TASK TO CARRY OUT: All of the records below should be output exactly.

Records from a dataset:
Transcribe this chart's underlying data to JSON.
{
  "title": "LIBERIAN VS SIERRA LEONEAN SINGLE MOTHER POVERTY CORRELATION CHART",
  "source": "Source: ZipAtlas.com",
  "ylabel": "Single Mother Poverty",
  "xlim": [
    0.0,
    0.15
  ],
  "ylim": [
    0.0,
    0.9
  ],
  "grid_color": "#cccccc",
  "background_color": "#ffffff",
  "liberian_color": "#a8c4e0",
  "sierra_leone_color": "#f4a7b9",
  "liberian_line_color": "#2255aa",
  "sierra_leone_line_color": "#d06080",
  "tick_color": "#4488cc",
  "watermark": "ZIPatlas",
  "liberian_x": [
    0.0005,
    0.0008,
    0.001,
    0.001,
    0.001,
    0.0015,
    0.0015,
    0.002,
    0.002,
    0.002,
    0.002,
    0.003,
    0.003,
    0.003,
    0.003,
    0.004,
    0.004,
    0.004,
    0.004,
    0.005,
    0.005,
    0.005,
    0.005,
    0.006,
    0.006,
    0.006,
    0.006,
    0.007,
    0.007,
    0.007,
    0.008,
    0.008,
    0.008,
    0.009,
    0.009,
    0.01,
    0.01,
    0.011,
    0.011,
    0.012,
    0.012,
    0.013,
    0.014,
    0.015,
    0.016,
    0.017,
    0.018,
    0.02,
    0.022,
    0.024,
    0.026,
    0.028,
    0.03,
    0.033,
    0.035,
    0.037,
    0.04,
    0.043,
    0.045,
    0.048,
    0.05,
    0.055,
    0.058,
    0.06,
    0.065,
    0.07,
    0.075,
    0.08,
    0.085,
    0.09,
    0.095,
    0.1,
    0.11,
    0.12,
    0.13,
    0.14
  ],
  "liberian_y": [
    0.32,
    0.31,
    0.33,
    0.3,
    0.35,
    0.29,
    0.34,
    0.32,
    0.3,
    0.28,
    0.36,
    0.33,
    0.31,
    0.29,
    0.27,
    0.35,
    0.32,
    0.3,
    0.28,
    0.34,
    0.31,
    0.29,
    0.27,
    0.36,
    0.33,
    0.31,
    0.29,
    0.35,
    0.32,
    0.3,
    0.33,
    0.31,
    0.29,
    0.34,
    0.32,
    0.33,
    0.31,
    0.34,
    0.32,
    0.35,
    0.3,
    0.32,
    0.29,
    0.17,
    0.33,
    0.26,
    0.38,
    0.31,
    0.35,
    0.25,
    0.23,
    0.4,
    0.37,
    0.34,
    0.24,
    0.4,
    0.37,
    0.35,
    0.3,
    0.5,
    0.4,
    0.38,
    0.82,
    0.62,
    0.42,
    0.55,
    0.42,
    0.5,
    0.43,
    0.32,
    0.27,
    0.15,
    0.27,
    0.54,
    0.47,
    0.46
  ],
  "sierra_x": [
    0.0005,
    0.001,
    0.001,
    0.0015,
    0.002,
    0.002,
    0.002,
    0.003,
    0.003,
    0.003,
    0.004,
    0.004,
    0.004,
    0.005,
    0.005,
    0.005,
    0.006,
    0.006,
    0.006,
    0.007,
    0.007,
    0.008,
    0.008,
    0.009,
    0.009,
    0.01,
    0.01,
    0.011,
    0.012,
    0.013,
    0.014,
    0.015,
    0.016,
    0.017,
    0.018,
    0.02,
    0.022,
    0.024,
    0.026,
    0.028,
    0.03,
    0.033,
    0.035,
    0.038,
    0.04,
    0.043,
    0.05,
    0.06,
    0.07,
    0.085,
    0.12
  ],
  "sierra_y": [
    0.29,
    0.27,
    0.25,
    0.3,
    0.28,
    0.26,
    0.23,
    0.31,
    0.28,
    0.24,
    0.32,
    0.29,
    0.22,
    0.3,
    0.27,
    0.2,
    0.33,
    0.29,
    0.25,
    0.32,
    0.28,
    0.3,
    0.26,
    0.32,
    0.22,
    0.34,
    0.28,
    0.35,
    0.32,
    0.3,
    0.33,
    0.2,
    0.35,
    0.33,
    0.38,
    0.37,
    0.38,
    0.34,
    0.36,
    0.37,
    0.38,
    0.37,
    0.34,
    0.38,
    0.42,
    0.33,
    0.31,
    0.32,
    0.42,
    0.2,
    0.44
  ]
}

RESULT FOR THIS TASK:
Transcribe this chart's underlying data to JSON.
{
  "title": "LIBERIAN VS SIERRA LEONEAN SINGLE MOTHER POVERTY CORRELATION CHART",
  "source": "Source: ZipAtlas.com",
  "ylabel": "Single Mother Poverty",
  "xlim": [
    0.0,
    0.15
  ],
  "ylim": [
    0.0,
    0.9
  ],
  "grid_color": "#cccccc",
  "background_color": "#ffffff",
  "liberian_color": "#a8c4e0",
  "sierra_leone_color": "#f4a7b9",
  "liberian_line_color": "#2255aa",
  "sierra_leone_line_color": "#d06080",
  "tick_color": "#4488cc",
  "watermark": "ZIPatlas",
  "liberian_x": [
    0.0005,
    0.0008,
    0.001,
    0.001,
    0.001,
    0.0015,
    0.0015,
    0.002,
    0.002,
    0.002,
    0.002,
    0.003,
    0.003,
    0.003,
    0.003,
    0.004,
    0.004,
    0.004,
    0.004,
    0.005,
    0.005,
    0.005,
    0.005,
    0.006,
    0.006,
    0.006,
    0.006,
    0.007,
    0.007,
    0.007,
    0.008,
    0.008,
    0.008,
    0.009,
    0.009,
    0.01,
    0.01,
    0.011,
    0.011,
    0.012,
    0.012,
    0.013,
    0.014,
    0.015,
    0.016,
    0.017,
    0.018,
    0.02,
    0.022,
    0.024,
    0.026,
    0.028,
    0.03,
    0.033,
    0.035,
    0.037,
    0.04,
    0.043,
    0.045,
    0.048,
    0.05,
    0.055,
    0.058,
    0.06,
    0.065,
    0.07,
    0.075,
    0.08,
    0.085,
    0.09,
    0.095,
    0.1,
    0.11,
    0.12,
    0.13,
    0.14
  ],
  "liberian_y": [
    0.32,
    0.31,
    0.33,
    0.3,
    0.35,
    0.29,
    0.34,
    0.32,
    0.3,
    0.28,
    0.36,
    0.33,
    0.31,
    0.29,
    0.27,
    0.35,
    0.32,
    0.3,
    0.28,
    0.34,
    0.31,
    0.29,
    0.27,
    0.36,
    0.33,
    0.31,
    0.29,
    0.35,
    0.32,
    0.3,
    0.33,
    0.31,
    0.29,
    0.34,
    0.32,
    0.33,
    0.31,
    0.34,
    0.32,
    0.35,
    0.3,
    0.32,
    0.29,
    0.17,
    0.33,
    0.26,
    0.38,
    0.31,
    0.35,
    0.25,
    0.23,
    0.4,
    0.37,
    0.34,
    0.24,
    0.4,
    0.37,
    0.35,
    0.3,
    0.5,
    0.4,
    0.38,
    0.82,
    0.62,
    0.42,
    0.55,
    0.42,
    0.5,
    0.43,
    0.32,
    0.27,
    0.15,
    0.27,
    0.54,
    0.47,
    0.46
  ],
  "sierra_x": [
    0.0005,
    0.001,
    0.001,
    0.0015,
    0.002,
    0.002,
    0.002,
    0.003,
    0.003,
    0.003,
    0.004,
    0.004,
    0.004,
    0.005,
    0.005,
    0.005,
    0.006,
    0.006,
    0.006,
    0.007,
    0.007,
    0.008,
    0.008,
    0.009,
    0.009,
    0.01,
    0.01,
    0.011,
    0.012,
    0.013,
    0.014,
    0.015,
    0.016,
    0.017,
    0.018,
    0.02,
    0.022,
    0.024,
    0.026,
    0.028,
    0.03,
    0.033,
    0.035,
    0.038,
    0.04,
    0.043,
    0.05,
    0.06,
    0.07,
    0.085,
    0.12
  ],
  "sierra_y": [
    0.29,
    0.27,
    0.25,
    0.3,
    0.28,
    0.26,
    0.23,
    0.31,
    0.28,
    0.24,
    0.32,
    0.29,
    0.22,
    0.3,
    0.27,
    0.2,
    0.33,
    0.29,
    0.25,
    0.32,
    0.28,
    0.3,
    0.26,
    0.32,
    0.22,
    0.34,
    0.28,
    0.35,
    0.32,
    0.3,
    0.33,
    0.2,
    0.35,
    0.33,
    0.38,
    0.37,
    0.38,
    0.34,
    0.36,
    0.37,
    0.38,
    0.37,
    0.34,
    0.38,
    0.42,
    0.33,
    0.31,
    0.32,
    0.42,
    0.2,
    0.44
  ]
}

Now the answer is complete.